Work instructions:
Pull every line containing the word "abril" from the records.

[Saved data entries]
_ _ _ _ _

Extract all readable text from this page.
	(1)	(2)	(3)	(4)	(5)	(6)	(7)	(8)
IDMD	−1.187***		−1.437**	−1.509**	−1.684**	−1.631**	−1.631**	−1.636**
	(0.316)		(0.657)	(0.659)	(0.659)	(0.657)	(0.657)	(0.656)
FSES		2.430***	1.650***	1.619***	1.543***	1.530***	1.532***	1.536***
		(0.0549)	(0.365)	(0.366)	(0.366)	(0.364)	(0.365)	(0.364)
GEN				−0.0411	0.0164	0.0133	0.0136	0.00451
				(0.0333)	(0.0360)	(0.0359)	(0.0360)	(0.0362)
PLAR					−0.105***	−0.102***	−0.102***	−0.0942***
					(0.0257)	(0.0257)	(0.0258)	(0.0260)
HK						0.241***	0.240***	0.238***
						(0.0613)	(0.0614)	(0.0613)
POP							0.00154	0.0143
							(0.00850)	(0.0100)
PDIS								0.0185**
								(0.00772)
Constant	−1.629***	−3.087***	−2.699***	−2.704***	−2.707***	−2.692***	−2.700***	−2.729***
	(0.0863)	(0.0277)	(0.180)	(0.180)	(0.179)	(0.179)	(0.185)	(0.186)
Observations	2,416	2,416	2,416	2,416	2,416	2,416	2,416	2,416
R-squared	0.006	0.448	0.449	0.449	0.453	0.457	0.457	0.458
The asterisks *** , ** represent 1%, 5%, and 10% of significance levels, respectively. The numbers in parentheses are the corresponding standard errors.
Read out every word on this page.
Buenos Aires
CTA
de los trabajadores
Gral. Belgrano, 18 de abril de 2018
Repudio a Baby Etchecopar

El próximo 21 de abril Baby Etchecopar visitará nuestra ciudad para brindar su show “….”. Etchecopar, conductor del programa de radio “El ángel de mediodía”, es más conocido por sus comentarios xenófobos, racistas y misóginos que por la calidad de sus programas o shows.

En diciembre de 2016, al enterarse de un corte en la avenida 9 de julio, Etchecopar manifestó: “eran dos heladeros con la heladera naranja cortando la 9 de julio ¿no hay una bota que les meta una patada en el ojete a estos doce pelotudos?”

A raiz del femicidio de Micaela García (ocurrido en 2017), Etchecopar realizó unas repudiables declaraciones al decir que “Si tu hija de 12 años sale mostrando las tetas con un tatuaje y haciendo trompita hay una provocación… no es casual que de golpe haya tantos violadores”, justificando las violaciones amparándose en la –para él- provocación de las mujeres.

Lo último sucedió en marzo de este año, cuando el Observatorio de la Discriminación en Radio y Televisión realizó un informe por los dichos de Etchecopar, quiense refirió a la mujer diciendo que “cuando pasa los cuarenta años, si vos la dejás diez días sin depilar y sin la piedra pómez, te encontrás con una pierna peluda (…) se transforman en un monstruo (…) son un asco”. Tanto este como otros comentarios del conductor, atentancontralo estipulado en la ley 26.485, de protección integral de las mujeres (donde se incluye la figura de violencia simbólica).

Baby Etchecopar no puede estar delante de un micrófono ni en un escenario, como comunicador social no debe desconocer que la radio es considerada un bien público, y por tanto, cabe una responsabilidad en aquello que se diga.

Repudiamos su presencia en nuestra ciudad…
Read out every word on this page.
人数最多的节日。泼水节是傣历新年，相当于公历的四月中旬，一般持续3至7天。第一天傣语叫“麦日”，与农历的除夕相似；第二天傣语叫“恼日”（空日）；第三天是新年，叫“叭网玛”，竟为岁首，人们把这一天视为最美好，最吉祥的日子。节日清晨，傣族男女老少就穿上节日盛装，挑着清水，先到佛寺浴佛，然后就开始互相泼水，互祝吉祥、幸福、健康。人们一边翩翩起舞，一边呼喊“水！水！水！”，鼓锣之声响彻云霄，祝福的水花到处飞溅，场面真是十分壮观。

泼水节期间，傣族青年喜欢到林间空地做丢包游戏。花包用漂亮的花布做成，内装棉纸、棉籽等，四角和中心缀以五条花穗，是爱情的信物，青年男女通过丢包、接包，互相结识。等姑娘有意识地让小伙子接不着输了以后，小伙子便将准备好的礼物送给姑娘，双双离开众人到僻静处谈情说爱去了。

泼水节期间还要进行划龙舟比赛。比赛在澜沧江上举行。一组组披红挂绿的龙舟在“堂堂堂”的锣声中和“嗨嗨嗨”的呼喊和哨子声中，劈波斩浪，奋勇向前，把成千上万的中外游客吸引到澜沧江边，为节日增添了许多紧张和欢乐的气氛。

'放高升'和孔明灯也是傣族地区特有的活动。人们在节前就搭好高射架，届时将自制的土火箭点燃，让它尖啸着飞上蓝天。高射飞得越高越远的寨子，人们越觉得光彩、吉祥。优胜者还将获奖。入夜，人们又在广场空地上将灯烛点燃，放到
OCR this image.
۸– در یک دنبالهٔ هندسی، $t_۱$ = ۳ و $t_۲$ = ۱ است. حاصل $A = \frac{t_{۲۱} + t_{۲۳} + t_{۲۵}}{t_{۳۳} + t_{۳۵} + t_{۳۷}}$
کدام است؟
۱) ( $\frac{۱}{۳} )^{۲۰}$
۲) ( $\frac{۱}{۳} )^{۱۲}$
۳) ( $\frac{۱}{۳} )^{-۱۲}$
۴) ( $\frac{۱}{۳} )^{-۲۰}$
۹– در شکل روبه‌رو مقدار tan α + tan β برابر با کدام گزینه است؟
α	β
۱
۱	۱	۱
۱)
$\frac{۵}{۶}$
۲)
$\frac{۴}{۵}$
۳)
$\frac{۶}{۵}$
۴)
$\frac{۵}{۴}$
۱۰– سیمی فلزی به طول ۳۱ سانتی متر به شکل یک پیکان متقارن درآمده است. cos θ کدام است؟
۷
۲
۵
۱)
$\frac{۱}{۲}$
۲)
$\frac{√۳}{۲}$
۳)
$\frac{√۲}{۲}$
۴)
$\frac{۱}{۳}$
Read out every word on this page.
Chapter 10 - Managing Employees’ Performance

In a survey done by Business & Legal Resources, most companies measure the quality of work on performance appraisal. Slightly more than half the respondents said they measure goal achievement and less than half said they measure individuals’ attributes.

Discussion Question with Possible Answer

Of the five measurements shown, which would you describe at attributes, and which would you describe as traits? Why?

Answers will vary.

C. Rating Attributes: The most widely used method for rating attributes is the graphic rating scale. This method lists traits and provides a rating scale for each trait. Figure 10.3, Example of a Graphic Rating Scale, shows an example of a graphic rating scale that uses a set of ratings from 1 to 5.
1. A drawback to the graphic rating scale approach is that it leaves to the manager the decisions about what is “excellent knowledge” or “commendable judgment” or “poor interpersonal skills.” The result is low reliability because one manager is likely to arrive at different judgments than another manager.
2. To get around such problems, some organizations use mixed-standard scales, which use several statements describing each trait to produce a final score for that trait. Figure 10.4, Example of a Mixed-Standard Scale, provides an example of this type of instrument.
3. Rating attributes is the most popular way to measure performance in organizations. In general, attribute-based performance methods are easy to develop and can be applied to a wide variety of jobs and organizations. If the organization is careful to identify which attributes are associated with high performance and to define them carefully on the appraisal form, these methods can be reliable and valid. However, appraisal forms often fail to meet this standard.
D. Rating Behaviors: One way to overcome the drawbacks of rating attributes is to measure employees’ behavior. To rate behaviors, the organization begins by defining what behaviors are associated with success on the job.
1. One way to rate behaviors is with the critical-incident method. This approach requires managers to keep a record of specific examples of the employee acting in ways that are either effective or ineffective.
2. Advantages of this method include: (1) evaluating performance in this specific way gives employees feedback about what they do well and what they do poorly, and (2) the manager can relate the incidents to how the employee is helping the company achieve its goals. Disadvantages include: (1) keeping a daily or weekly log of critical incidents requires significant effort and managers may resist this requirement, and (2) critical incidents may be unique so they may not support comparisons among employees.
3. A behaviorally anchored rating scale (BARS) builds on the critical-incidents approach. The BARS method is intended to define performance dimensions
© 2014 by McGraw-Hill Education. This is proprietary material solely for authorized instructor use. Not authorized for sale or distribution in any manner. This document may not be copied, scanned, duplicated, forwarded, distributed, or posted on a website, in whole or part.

_ _ _ _ _

Solution to the exercise:
Gral. Belgrano, 18 de abril de 2018
El próximo 21 de abril Baby Etchecopar visitará nuestra ciudad para brindar su show “….”. Etchecopar, conductor del programa de radio “El ángel de mediodía”, es más conocido por sus comentarios xenófobos, racistas y misóginos que por la calidad de sus programas o shows.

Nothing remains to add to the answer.